=== EXTRACTED MATERIAL ===

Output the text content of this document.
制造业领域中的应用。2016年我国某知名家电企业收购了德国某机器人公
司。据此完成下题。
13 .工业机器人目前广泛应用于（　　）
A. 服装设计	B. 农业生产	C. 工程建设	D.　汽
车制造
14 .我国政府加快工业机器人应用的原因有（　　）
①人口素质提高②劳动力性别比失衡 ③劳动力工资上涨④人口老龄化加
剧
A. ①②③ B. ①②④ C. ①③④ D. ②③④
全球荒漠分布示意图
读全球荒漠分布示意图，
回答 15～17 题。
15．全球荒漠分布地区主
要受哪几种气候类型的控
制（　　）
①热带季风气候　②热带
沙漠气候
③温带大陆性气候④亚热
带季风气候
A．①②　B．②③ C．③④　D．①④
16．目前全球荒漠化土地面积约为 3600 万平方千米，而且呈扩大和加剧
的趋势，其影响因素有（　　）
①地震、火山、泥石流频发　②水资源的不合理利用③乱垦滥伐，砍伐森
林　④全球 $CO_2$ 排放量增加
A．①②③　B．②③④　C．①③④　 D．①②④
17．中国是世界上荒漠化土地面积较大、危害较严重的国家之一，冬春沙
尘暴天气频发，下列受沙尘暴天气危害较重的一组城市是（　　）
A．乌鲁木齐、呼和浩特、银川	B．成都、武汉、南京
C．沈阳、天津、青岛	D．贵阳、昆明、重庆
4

===

WHAT YOU NEED TO DO =>
Reproduce all the data word for word.

OUTPUT BELOW =>
Output the text content of this document.
制造业领域中的应用。2016年我国某知名家电企业收购了德国某机器人公
司。据此完成下题。
13 .工业机器人目前广泛应用于（　　）
A. 服装设计	B. 农业生产	C. 工程建设	D.　汽
车制造
14 .我国政府加快工业机器人应用的原因有（　　）
①人口素质提高②劳动力性别比失衡 ③劳动力工资上涨④人口老龄化加
剧
A. ①②③ B. ①②④ C. ①③④ D. ②③④
全球荒漠分布示意图
读全球荒漠分布示意图，
回答 15～17 题。
15．全球荒漠分布地区主
要受哪几种气候类型的控
制（　　）
①热带季风气候　②热带
沙漠气候
③温带大陆性气候④亚热
带季风气候
A．①②　B．②③ C．③④　D．①④
16．目前全球荒漠化土地面积约为 3600 万平方千米，而且呈扩大和加剧
的趋势，其影响因素有（　　）
①地震、火山、泥石流频发　②水资源的不合理利用③乱垦滥伐，砍伐森
林　④全球 $CO_2$ 排放量增加
A．①②③　B．②③④　C．①③④　 D．①②④
17．中国是世界上荒漠化土地面积较大、危害较严重的国家之一，冬春沙
尘暴天气频发，下列受沙尘暴天气危害较重的一组城市是（　　）
A．乌鲁木齐、呼和浩特、银川	B．成都、武汉、南京
C．沈阳、天津、青岛	D．贵阳、昆明、重庆
4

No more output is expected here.